> **Provided data**:

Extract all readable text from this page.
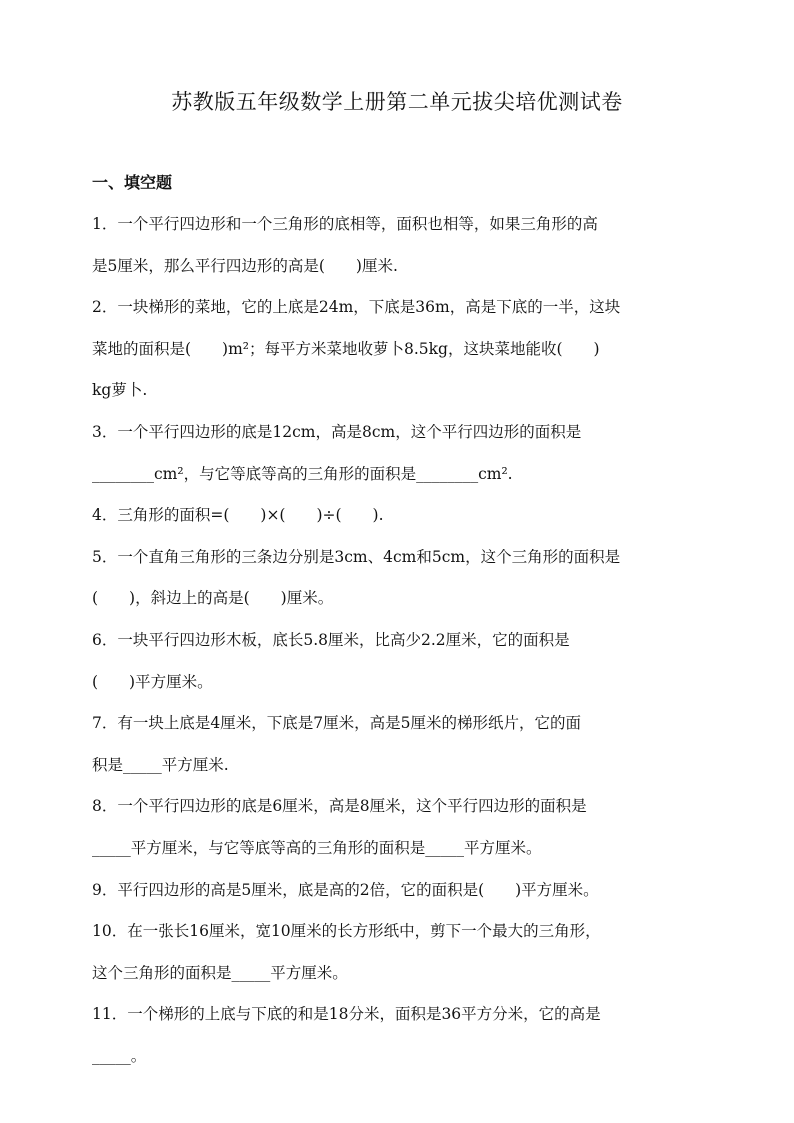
苏教版五年级数学上册第二单元拔尖培优测试卷
一、填空题
1．一个平行四边形和一个三角形的底相等，面积也相等，如果三角形的高
是5厘米，那么平行四边形的高是(　　)厘米.
2．一块梯形的菜地，它的上底是24m，下底是36m，高是下底的一半，这块
菜地的面积是(　　)m²；每平方米菜地收萝卜8.5kg，这块菜地能收(　　)
kg萝卜.
3．一个平行四边形的底是12cm，高是8cm，这个平行四边形的面积是
________cm²，与它等底等高的三角形的面积是________cm².
4．三角形的面积=(　　)×(　　)÷(　　).
5．一个直角三角形的三条边分别是3cm、4cm和5cm，这个三角形的面积是
(　　)，斜边上的高是(　　)厘米。
6．一块平行四边形木板，底长5.8厘米，比高少2.2厘米，它的面积是
(　　)平方厘米。
7．有一块上底是4厘米，下底是7厘米，高是5厘米的梯形纸片，它的面
积是_____平方厘米.
8．一个平行四边形的底是6厘米，高是8厘米，这个平行四边形的面积是
_____平方厘米，与它等底等高的三角形的面积是_____平方厘米。
9．平行四边形的高是5厘米，底是高的2倍，它的面积是(　　)平方厘米。
10．在一张长16厘米，宽10厘米的长方形纸中，剪下一个最大的三角形，
这个三角形的面积是_____平方厘米。
11．一个梯形的上底与下底的和是18分米，面积是36平方分米，它的高是
_____。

> **Written problem**: Pictures in the records above are not copied; print everything else exactly.

> **Response to the exercise**:
Extract all readable text from this page.
苏教版五年级数学上册第二单元拔尖培优测试卷
一、填空题
1．一个平行四边形和一个三角形的底相等，面积也相等，如果三角形的高
是5厘米，那么平行四边形的高是(　　)厘米.
2．一块梯形的菜地，它的上底是24m，下底是36m，高是下底的一半，这块
菜地的面积是(　　)m²；每平方米菜地收萝卜8.5kg，这块菜地能收(　　)
kg萝卜.
3．一个平行四边形的底是12cm，高是8cm，这个平行四边形的面积是
________cm²，与它等底等高的三角形的面积是________cm².
4．三角形的面积=(　　)×(　　)÷(　　).
5．一个直角三角形的三条边分别是3cm、4cm和5cm，这个三角形的面积是
(　　)，斜边上的高是(　　)厘米。
6．一块平行四边形木板，底长5.8厘米，比高少2.2厘米，它的面积是
(　　)平方厘米。
7．有一块上底是4厘米，下底是7厘米，高是5厘米的梯形纸片，它的面
积是_____平方厘米.
8．一个平行四边形的底是6厘米，高是8厘米，这个平行四边形的面积是
_____平方厘米，与它等底等高的三角形的面积是_____平方厘米。
9．平行四边形的高是5厘米，底是高的2倍，它的面积是(　　)平方厘米。
10．在一张长16厘米，宽10厘米的长方形纸中，剪下一个最大的三角形，
这个三角形的面积是_____平方厘米。
11．一个梯形的上底与下底的和是18分米，面积是36平方分米，它的高是
_____。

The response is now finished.